Bootstrapping and Entity Set Expansion. Most current NERs are based on Machine Learning techniques, which require a large corpus of labeled training text [9]. Again, the high costs of data annotation is one of the main challenges in adopting specialized NER for rare entity types in specialized domains [26]. In recent years, many attempts have been made to reduce annotation costs. Active learning techniques have been proposed, asking users to annotate a small part of a text for machine learning methods [7].

Transfer learning techniques [21] use the knowledge gained from one domain and apply it to a different but related named entity type. Co-training [1] starts with a small amount of manually annotated supervised training data and attempt to increase the amount of annotated data. In contrast to previous work, we are not dependent on manually annotated supervised training data [1]; we do not require a large training corpus [21] for transfer learning; also, our approach differs from works on high-recall entity extractors (e.g. with regular expression extractors) for detecting entity types such as location and age [11].

Entity Set Expansion is a technique finding similar entities to a given small set of seed entities [3, 6, 11]. Bootstrapping [27] is another approach similar to our method that uses seed terms and extracts features such as unigrams, bigrams, left unigram, closest verb, etc. These are used to annotate more concept mentions which leads to extracting new features. This step operates in an iterative fashion until no new features are detected. Our approach is inspired by Entity Set Expansion and bootstrapping, but relies on different expansion strategies and does not require concepts already being available in knowledge bases [3].

3 Approach

The TSE-NER (Term and Sentence Expansion) approach for domain-specific long-tail entity recognition is organized in five steps, as shown in Fig. 1.

Fig. 1.
figure 1

Overview of the domain-specific long-tail named entities recognition approach.

An initial set of seed terms is used to identify a set of sentences used as initial training data (Sect. 3.1). Expansion strategies can be used to expand the set of initial seed terms, and the training data sentences (Sect. 3.2). The Training Data Annotation step annotates the training data using the (possibly expanded) seed terms set (Sect. 3.3). A new Named Entity Recognizer (NER) is trained using the annotated training data, and the newly trained NER is applied on the corpus to detect a candidate set of entities (Sect. 3.4). The Filtering step refines the set candidate entities set, to improve the quality of outputted Verified Terms set (Sect. 3.5).

TSE-NER operates under the hypothesis that there are recurring patterns in the mentions of domain-specific named entities, and that they appear in similar contexts. If this hypothesis holds, by training a classifier on the texts containing the entities, we are able to extract the instances of the entity type of interest. The process can be iterated, by repeating the first step using the newly detected terms as seeds to generate new training data. We rely on the following concepts (some are only relevant for the evaluation, and could be omitted in setups where evaluation is not necessary). The companion website [18] provides a complete unified algorithm covering the TSE-based NER training workflow.

■ **Exercise instructions**:
1: In the passage on the TSE-NER approach, what does "TSE" stand for?
2: Continue the passage on the TSE-NER approach from its final sentence.

Layout dataset entries

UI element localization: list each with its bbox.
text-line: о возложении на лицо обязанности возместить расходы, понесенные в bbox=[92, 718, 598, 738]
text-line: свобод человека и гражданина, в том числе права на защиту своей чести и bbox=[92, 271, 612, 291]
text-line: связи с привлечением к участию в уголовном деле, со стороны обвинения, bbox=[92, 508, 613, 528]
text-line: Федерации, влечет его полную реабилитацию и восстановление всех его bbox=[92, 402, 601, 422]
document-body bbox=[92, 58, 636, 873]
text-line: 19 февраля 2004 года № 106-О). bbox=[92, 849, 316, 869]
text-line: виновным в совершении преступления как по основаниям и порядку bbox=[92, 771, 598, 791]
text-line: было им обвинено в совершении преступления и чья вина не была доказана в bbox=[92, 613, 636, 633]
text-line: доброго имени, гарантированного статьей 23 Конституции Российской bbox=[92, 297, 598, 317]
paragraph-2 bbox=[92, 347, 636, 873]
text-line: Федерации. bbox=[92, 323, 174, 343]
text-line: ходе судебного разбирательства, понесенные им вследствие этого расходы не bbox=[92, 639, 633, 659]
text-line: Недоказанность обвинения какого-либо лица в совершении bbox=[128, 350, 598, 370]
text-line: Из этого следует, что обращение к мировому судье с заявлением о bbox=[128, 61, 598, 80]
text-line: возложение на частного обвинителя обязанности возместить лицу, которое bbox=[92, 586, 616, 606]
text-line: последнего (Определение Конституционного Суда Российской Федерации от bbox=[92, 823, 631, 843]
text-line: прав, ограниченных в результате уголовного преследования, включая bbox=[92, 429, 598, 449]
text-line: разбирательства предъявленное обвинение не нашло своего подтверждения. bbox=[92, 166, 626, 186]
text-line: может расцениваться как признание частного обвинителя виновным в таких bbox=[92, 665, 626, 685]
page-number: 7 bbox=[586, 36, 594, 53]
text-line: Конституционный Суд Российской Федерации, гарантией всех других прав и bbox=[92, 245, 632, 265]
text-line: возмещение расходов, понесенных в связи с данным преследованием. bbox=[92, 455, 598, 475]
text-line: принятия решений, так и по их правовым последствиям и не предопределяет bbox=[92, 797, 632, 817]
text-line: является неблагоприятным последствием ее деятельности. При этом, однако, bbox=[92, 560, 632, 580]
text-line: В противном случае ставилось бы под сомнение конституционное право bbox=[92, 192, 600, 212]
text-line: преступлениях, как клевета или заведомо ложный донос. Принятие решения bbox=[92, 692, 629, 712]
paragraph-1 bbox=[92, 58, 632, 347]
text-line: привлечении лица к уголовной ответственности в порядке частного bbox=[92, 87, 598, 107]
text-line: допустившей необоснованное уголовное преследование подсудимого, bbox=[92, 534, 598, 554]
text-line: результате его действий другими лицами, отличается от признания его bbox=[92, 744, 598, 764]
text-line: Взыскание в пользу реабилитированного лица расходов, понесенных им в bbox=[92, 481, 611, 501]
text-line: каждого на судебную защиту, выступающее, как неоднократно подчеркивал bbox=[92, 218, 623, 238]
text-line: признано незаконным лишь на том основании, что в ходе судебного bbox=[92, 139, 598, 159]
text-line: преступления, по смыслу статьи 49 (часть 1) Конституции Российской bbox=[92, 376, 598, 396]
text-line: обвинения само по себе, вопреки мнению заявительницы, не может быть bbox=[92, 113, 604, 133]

■ **Expected answers**:
1: Term and Sentence Expansion

2:
Known Entity Terms \(T_{all}\) \(:=T_{seed} \cup T_{test}\): This represents a manually created set of instances of the entity type for which a NER classifier is to be trained. In this work, we split this set into a set of seed terms \(T_{seed}\) used for training, and test terms \(T_{test}\) used for evaluation purposes. In a real-life scenario not requiring a formal evaluation, of course only the seed terms would be necessary. \(T_{seed}\) may be small. In this work we consider seed sets \(5 \le |T_{seed}| \le 100\). Creating \(T_{seed}\) is the only manual input required for NER training in our approach.

Document Corpus \(D_{all}\) \(:= \{d_1,...,d_{|D|}\}\): This is the complete document corpus available to our system. Parts of it can potentially be used for training, others for testing. Each document is considered to be a sequence of sentences.

All Sentences \(S_{all}\) \(:=\{ s | s\in d \wedge d \in D_{all} \}\): This represents all sentences of the whole document corpus. Each sentence is considered to be a sequence of terms.

Test Sentences \(S_{test}\) \(:=\bigcup _{t \in T_{test}} \{ s | s\in S_{all} \wedge t \in s \}\): These are all sentences containing any term from the test set, and they need to to be excluded from any training in order to ensure the validity of our later evaluations, resulting in the set of Development Sentences S \(:= S_{all} \setminus S_{test}\).

In the following, we introduce the iterative version of our approach, representing the current iteration number as i whereas initially \(i=0\). Each iteration i uses its own term list \(T_i\), which initially is \(T_0 \subseteq T_{seed}\) (the size of the subset of \(T_{seed}\) depends on the desired use case, as discussed in Sect. 4.3).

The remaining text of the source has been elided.